§ Entries taken from a collection:
-----
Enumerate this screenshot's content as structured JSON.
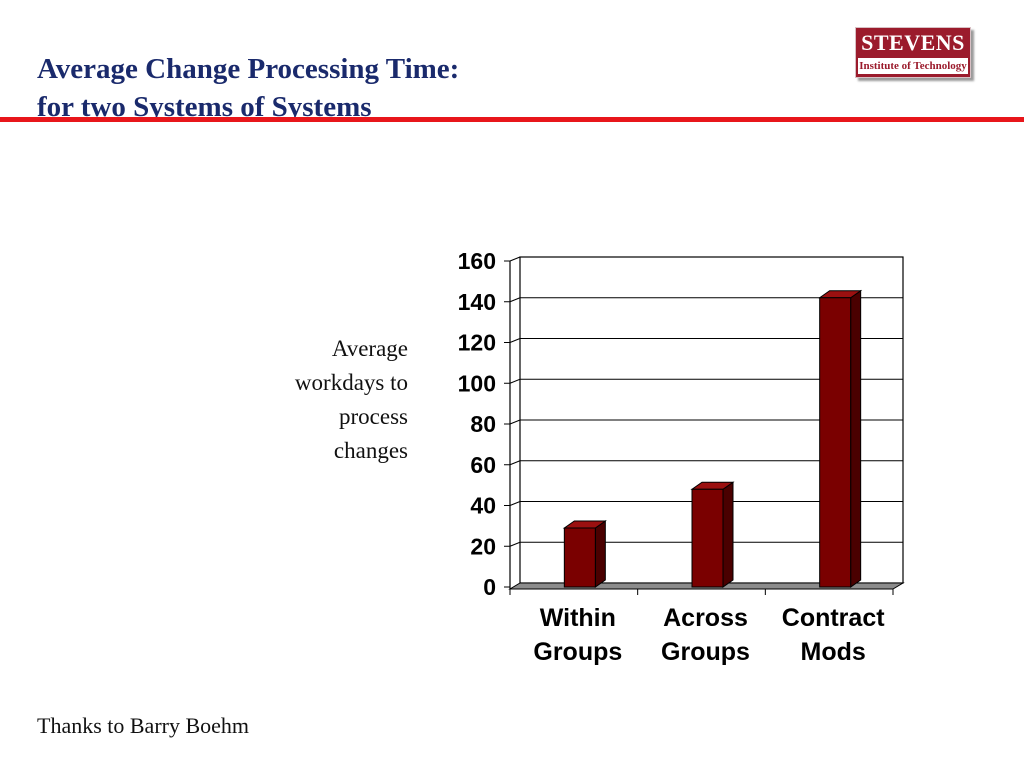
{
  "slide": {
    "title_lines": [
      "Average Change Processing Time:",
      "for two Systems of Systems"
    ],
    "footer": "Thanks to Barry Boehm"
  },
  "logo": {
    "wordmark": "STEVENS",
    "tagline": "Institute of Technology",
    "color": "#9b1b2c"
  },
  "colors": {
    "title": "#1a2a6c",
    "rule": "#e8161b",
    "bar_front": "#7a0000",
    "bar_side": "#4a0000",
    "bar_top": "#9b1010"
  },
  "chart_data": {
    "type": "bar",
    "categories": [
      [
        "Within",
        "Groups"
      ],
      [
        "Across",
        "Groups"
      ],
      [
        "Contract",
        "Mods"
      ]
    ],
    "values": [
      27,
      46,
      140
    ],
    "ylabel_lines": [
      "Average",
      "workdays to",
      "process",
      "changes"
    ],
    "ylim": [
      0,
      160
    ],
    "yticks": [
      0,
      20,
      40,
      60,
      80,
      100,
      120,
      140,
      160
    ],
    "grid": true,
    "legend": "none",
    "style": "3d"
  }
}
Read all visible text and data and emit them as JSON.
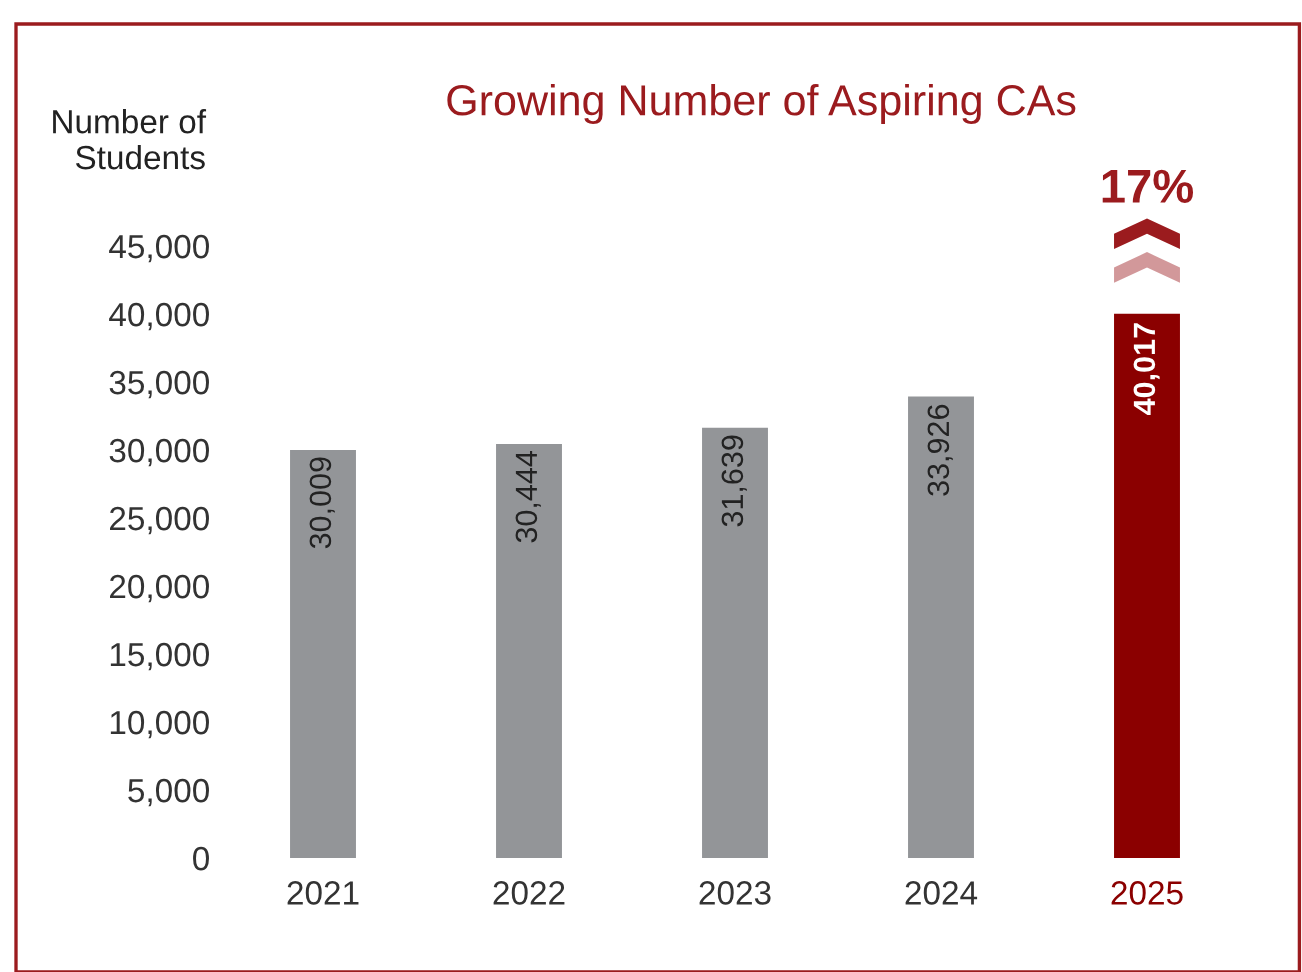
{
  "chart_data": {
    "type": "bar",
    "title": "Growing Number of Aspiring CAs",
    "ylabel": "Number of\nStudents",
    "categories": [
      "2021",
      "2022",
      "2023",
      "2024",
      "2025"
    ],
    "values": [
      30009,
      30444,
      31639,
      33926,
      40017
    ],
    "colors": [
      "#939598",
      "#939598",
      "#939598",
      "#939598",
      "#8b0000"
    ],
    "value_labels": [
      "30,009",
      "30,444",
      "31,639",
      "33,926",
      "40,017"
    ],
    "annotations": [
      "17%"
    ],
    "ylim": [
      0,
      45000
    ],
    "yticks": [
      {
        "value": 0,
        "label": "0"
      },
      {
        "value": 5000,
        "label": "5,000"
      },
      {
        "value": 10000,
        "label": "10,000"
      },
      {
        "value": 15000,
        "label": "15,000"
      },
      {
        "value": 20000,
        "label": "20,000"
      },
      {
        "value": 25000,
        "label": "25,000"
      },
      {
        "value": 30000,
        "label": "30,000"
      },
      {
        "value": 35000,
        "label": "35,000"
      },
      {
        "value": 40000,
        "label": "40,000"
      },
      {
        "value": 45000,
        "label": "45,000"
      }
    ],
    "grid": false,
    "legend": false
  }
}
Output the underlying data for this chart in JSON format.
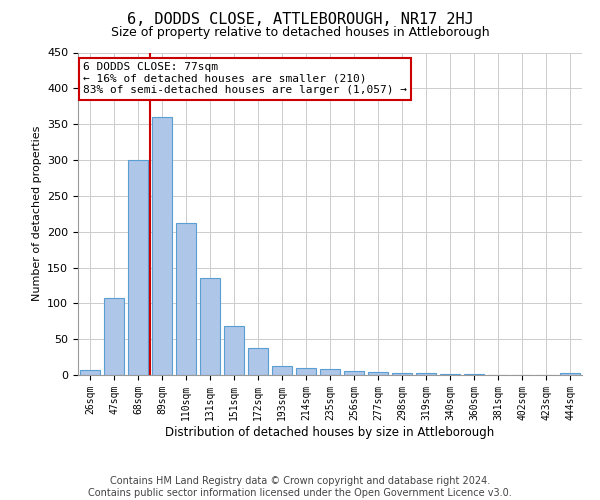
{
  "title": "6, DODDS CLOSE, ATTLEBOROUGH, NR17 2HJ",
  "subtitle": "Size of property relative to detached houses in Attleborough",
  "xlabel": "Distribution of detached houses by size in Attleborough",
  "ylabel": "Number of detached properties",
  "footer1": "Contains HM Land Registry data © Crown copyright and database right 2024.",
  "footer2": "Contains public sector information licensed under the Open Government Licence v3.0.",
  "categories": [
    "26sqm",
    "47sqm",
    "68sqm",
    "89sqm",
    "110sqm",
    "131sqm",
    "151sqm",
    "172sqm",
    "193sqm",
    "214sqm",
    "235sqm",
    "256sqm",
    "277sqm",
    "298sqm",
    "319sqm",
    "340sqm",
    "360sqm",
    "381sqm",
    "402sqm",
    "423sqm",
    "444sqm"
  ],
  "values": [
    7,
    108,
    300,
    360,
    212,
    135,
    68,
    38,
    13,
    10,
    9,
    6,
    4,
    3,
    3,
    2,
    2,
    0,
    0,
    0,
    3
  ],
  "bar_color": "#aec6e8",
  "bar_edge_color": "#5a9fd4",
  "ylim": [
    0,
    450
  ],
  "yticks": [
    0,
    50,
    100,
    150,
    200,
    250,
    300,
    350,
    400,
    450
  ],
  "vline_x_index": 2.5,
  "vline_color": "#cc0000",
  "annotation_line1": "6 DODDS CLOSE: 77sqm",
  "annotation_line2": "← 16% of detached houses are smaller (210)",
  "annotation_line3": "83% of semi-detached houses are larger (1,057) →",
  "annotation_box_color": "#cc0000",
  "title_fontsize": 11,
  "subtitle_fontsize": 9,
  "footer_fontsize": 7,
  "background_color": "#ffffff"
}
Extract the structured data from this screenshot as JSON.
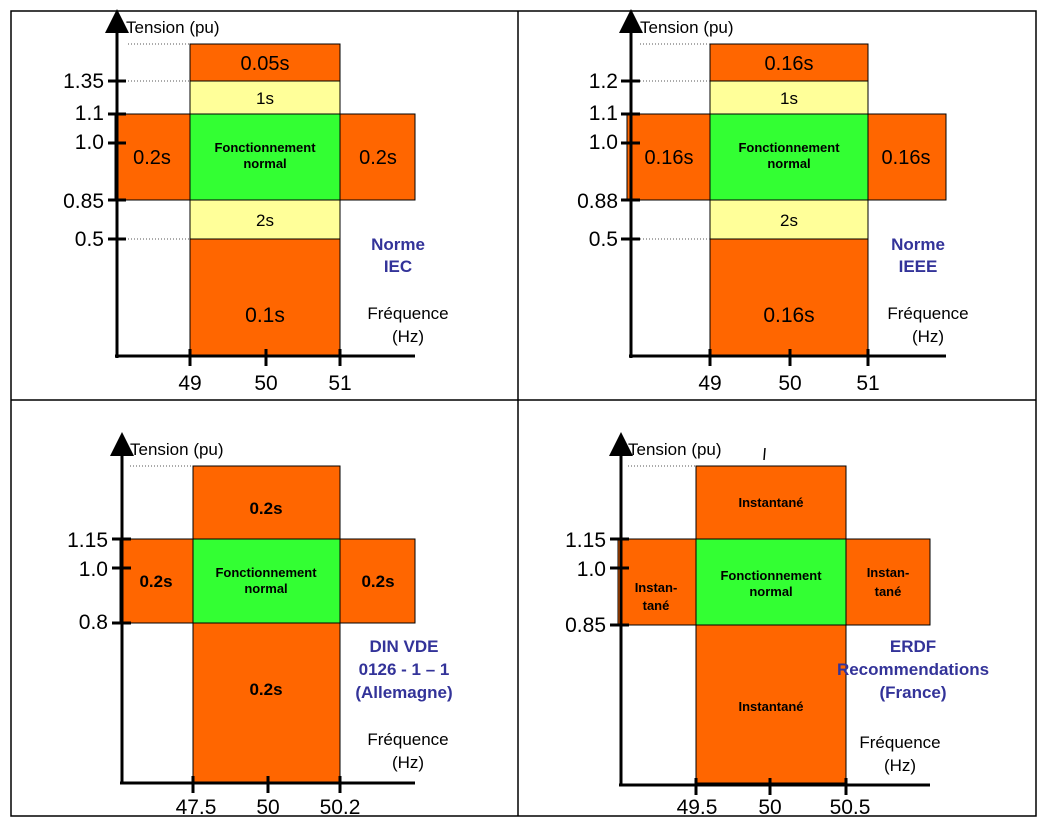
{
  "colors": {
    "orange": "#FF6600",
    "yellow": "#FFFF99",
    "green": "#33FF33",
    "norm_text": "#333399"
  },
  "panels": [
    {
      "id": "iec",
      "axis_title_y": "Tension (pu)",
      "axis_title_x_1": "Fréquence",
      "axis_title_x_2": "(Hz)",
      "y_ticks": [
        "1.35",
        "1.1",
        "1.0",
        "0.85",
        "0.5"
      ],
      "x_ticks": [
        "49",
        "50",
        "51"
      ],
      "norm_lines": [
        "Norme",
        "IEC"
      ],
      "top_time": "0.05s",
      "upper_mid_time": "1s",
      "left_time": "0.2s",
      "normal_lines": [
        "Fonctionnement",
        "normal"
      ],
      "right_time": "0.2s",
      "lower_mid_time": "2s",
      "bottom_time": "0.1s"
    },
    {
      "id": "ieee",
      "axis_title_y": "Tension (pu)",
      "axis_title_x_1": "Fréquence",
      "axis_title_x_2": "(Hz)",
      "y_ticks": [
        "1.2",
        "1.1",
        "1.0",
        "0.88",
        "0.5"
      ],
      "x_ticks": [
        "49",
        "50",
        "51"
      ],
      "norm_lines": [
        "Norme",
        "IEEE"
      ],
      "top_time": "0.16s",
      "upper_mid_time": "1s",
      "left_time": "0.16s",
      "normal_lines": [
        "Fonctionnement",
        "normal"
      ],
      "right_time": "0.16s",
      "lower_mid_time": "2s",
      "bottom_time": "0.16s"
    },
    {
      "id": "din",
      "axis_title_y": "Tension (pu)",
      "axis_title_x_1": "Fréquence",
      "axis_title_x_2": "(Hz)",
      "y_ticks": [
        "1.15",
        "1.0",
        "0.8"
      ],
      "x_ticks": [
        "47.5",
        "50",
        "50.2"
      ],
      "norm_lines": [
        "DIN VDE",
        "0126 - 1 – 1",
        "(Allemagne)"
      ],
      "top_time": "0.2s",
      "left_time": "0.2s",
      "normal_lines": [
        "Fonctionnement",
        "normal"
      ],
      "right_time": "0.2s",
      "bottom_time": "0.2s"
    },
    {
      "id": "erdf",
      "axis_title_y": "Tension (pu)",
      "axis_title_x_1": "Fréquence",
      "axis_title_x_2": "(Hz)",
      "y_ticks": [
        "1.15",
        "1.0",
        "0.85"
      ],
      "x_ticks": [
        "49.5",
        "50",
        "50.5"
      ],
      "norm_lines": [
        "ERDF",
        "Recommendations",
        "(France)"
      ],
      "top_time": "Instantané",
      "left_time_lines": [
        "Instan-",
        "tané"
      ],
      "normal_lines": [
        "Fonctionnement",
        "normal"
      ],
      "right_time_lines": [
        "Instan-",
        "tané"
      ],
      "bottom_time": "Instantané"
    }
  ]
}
-----
§ Task objective: Gather every line containing the word "this" and copy it.

§ Finished exercise:
Enumerate this screenshot's content as structured JSON.
Output the underlying data for this chart in JSON format.
Extract the structured data from this screenshot as JSON.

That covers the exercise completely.